• **REQUEST**: Render the lines below as a numbered list, skipping any blank lines and leaving out the pictures.

[Start of STORED DATA]

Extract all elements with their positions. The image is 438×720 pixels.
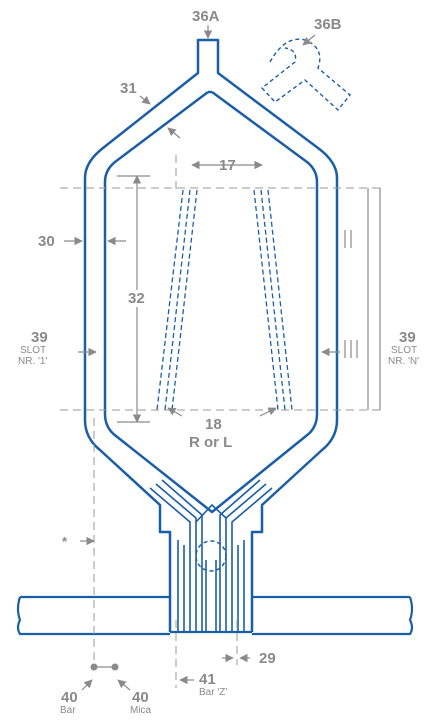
lead-wires <box>149 479 273 632</box>
arrow-40-right <box>117 679 131 691</box>
coil-top-lead <box>196 38 220 55</box>
label-36b: 36B <box>314 16 342 33</box>
arrow-18-left <box>167 407 183 417</box>
label-40-left: 40 <box>61 689 78 706</box>
slot-right-line1: SLOT <box>391 345 418 356</box>
arrow-18-right <box>259 407 277 417</box>
label-17: 17 <box>219 157 236 174</box>
label-29: 29 <box>259 650 276 667</box>
label-bar: Bar <box>60 705 76 716</box>
slot-right-line2: NR. 'N' <box>388 356 420 367</box>
arrow-inner <box>167 127 181 139</box>
coil-outer-loop <box>83 55 200 632</box>
label-star: * <box>62 534 68 549</box>
arrow-40-left <box>81 679 93 691</box>
label-mica: Mica <box>130 705 152 716</box>
leader-arrows <box>64 25 340 691</box>
label-32: 32 <box>128 290 145 307</box>
label-41: 41 <box>199 671 216 688</box>
label-18: 18 <box>205 416 222 433</box>
label-39-right: 39 <box>399 329 416 346</box>
slot-left-line1: SLOT <box>20 345 47 356</box>
ribbon-36b <box>260 38 351 112</box>
label-30: 30 <box>38 233 55 250</box>
coil-outline <box>83 38 339 632</box>
label-40-right: 40 <box>132 689 149 706</box>
dimension-lines <box>117 160 381 423</box>
slot-left-line2: NR. '1' <box>18 356 48 367</box>
bar-mica-points <box>90 663 119 671</box>
arrow-36b <box>302 34 316 46</box>
dashed-bolt-circle <box>195 540 227 572</box>
label-39-left: 39 <box>31 329 48 346</box>
label-r-or-l: R or L <box>189 434 233 451</box>
label-31: 31 <box>120 80 137 97</box>
coil-inner-loop <box>103 90 319 514</box>
arrow-31 <box>139 95 151 105</box>
label-bar-z: Bar 'Z' <box>199 687 228 698</box>
slot-conductors <box>156 189 293 411</box>
coil-outer-loop-right <box>216 55 339 632</box>
label-36a: 36A <box>192 8 220 25</box>
commutator-bar <box>16 595 414 636</box>
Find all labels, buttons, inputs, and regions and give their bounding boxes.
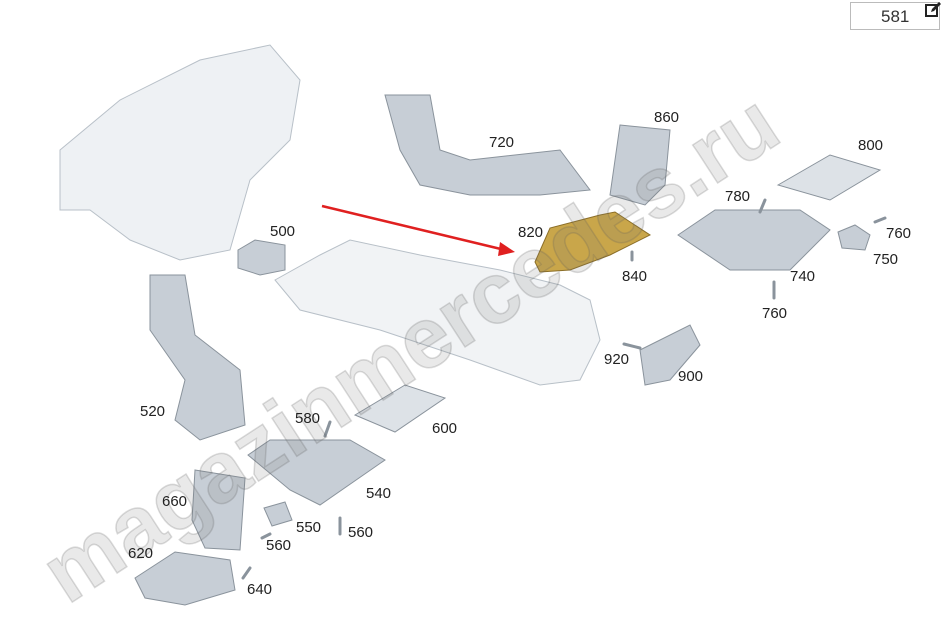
callout-540[interactable]: 540 — [366, 485, 392, 502]
part-500 — [237, 239, 286, 276]
screw-920 — [622, 342, 642, 350]
callout-560[interactable]: 560 — [266, 537, 292, 554]
callout-520[interactable]: 520 — [140, 403, 166, 420]
callout-820[interactable]: 820 — [518, 224, 544, 241]
callout-800[interactable]: 800 — [858, 137, 884, 154]
part-600 — [353, 384, 447, 433]
callout-760[interactable]: 760 — [886, 225, 912, 242]
screw-760a — [873, 216, 887, 224]
part-800 — [776, 154, 882, 201]
callout-920[interactable]: 920 — [604, 351, 630, 368]
hvac-unit — [59, 44, 301, 261]
part-860 — [609, 124, 671, 206]
part-520 — [149, 274, 246, 441]
part-820-highlighted — [534, 211, 652, 273]
callout-900[interactable]: 900 — [678, 368, 704, 385]
screw-640 — [241, 566, 252, 580]
part-550 — [263, 501, 293, 527]
center-console — [274, 239, 601, 386]
part-540 — [247, 439, 386, 506]
screw-580 — [323, 420, 332, 438]
edit-icon[interactable] — [925, 2, 941, 18]
callout-600[interactable]: 600 — [432, 420, 458, 437]
callout-750[interactable]: 750 — [873, 251, 899, 268]
callout-640[interactable]: 640 — [247, 581, 273, 598]
part-900 — [639, 324, 701, 386]
part-620 — [134, 551, 236, 606]
callout-780[interactable]: 780 — [725, 188, 751, 205]
part-660 — [191, 469, 246, 551]
callout-760[interactable]: 760 — [762, 305, 788, 322]
reference-number: 581 — [881, 7, 910, 26]
callout-550[interactable]: 550 — [296, 519, 322, 536]
part-750 — [837, 224, 871, 251]
callout-660[interactable]: 660 — [162, 493, 188, 510]
callout-500[interactable]: 500 — [270, 223, 296, 240]
callout-560[interactable]: 560 — [348, 524, 374, 541]
callout-620[interactable]: 620 — [128, 545, 154, 562]
part-720 — [384, 94, 591, 196]
callout-720[interactable]: 720 — [489, 134, 515, 151]
pointer-arrow — [321, 204, 515, 256]
callout-580[interactable]: 580 — [295, 410, 321, 427]
callout-740[interactable]: 740 — [790, 268, 816, 285]
screw-560a — [260, 532, 272, 540]
callout-860[interactable]: 860 — [654, 109, 680, 126]
screw-780 — [758, 198, 767, 214]
part-740 — [677, 209, 831, 271]
callout-840[interactable]: 840 — [622, 268, 648, 285]
reference-number-box[interactable]: 581 — [850, 2, 941, 30]
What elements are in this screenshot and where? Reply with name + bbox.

[End of STORED DATA]

• **RESULT OF THIS TASK**:
1. Extract all elements with their positions. The image is 438×720 pixels.
2. lead-wires <box>149 479 273 632</box>
3. arrow-40-right <box>117 679 131 691</box>
4. coil-top-lead <box>196 38 220 55</box>
5. label-36b: 36B <box>314 16 342 33</box>
6. arrow-18-left <box>167 407 183 417</box>
7. label-40-left: 40 <box>61 689 78 706</box>
8. slot-right-line1: SLOT <box>391 345 418 356</box>
9. arrow-18-right <box>259 407 277 417</box>
10. label-17: 17 <box>219 157 236 174</box>
11. label-29: 29 <box>259 650 276 667</box>
12. label-bar: Bar <box>60 705 76 716</box>
13. slot-right-line2: NR. 'N' <box>388 356 420 367</box>
14. arrow-inner <box>167 127 181 139</box>
15. coil-outer-loop <box>83 55 200 632</box>
16. label-star: * <box>62 534 68 549</box>
17. arrow-40-left <box>81 679 93 691</box>
18. label-mica: Mica <box>130 705 152 716</box>
19. leader-arrows <box>64 25 340 691</box>
20. label-32: 32 <box>128 290 145 307</box>
21. label-41: 41 <box>199 671 216 688</box>
22. label-18: 18 <box>205 416 222 433</box>
23. label-39-right: 39 <box>399 329 416 346</box>
24. slot-left-line1: SLOT <box>20 345 47 356</box>
25. ribbon-36b <box>260 38 351 112</box>
26. label-30: 30 <box>38 233 55 250</box>
27. coil-outline <box>83 38 339 632</box>
28. label-40-right: 40 <box>132 689 149 706</box>
29. dimension-lines <box>117 160 381 423</box>
30. slot-left-line2: NR. '1' <box>18 356 48 367</box>
31. bar-mica-points <box>90 663 119 671</box>
32. arrow-36b <box>302 34 316 46</box>
33. dashed-bolt-circle <box>195 540 227 572</box>
34. label-39-left: 39 <box>31 329 48 346</box>
35. label-r-or-l: R or L <box>189 434 233 451</box>
36. label-31: 31 <box>120 80 137 97</box>
37. coil-inner-loop <box>103 90 319 514</box>
38. arrow-31 <box>139 95 151 105</box>
39. label-bar-z: Bar 'Z' <box>199 687 228 698</box>
40. slot-conductors <box>156 189 293 411</box>
41. coil-outer-loop-right <box>216 55 339 632</box>
42. label-36a: 36A <box>192 8 220 25</box>
43. commutator-bar <box>16 595 414 636</box>
44. Find all labels, buttons, inputs, and regions and give their bounding boxes.
45. callout-540[interactable]: 540 — [366, 485, 392, 502]
46. part-500 — [237, 239, 286, 276]
47. screw-920 — [622, 342, 642, 350]
48. callout-560[interactable]: 560 — [266, 537, 292, 554]
49. callout-520[interactable]: 520 — [140, 403, 166, 420]
50. callout-820[interactable]: 820 — [518, 224, 544, 241]
51. callout-800[interactable]: 800 — [858, 137, 884, 154]
52. part-600 — [353, 384, 447, 433]
53. callout-760[interactable]: 760 — [886, 225, 912, 242]
54. screw-760a — [873, 216, 887, 224]
55. part-800 — [776, 154, 882, 201]
56. callout-920[interactable]: 920 — [604, 351, 630, 368]
57. hvac-unit — [59, 44, 301, 261]
58. part-860 — [609, 124, 671, 206]
59. part-520 — [149, 274, 246, 441]
60. part-820-highlighted — [534, 211, 652, 273]
61. callout-900[interactable]: 900 — [678, 368, 704, 385]
62. screw-640 — [241, 566, 252, 580]
63. part-550 — [263, 501, 293, 527]
64. center-console — [274, 239, 601, 386]
65. part-540 — [247, 439, 386, 506]
66. screw-580 — [323, 420, 332, 438]
67. edit-icon[interactable] — [925, 2, 941, 18]
68. callout-600[interactable]: 600 — [432, 420, 458, 437]
69. callout-750[interactable]: 750 — [873, 251, 899, 268]
70. callout-640[interactable]: 640 — [247, 581, 273, 598]
71. part-900 — [639, 324, 701, 386]
72. part-620 — [134, 551, 236, 606]
73. callout-780[interactable]: 780 — [725, 188, 751, 205]
74. part-660 — [191, 469, 246, 551]
75. callout-760[interactable]: 760 — [762, 305, 788, 322]
76. reference-number: 581 — [881, 7, 910, 26]
77. callout-550[interactable]: 550 — [296, 519, 322, 536]
78. part-750 — [837, 224, 871, 251]
79. callout-660[interactable]: 660 — [162, 493, 188, 510]
80. callout-500[interactable]: 500 — [270, 223, 296, 240]
81. callout-560[interactable]: 560 — [348, 524, 374, 541]
82. callout-620[interactable]: 620 — [128, 545, 154, 562]
83. part-720 — [384, 94, 591, 196]
84. callout-720[interactable]: 720 — [489, 134, 515, 151]
85. pointer-arrow — [321, 204, 515, 256]
86. callout-580[interactable]: 580 — [295, 410, 321, 427]
87. callout-740[interactable]: 740 — [790, 268, 816, 285]
88. screw-560a — [260, 532, 272, 540]
89. callout-860[interactable]: 860 — [654, 109, 680, 126]
90. screw-780 — [758, 198, 767, 214]
91. part-740 — [677, 209, 831, 271]
92. callout-840[interactable]: 840 — [622, 268, 648, 285]
93. reference-number-box[interactable]: 581 — [850, 2, 941, 30]
94. What elements are in this screenshot and where? Reply with name + bbox.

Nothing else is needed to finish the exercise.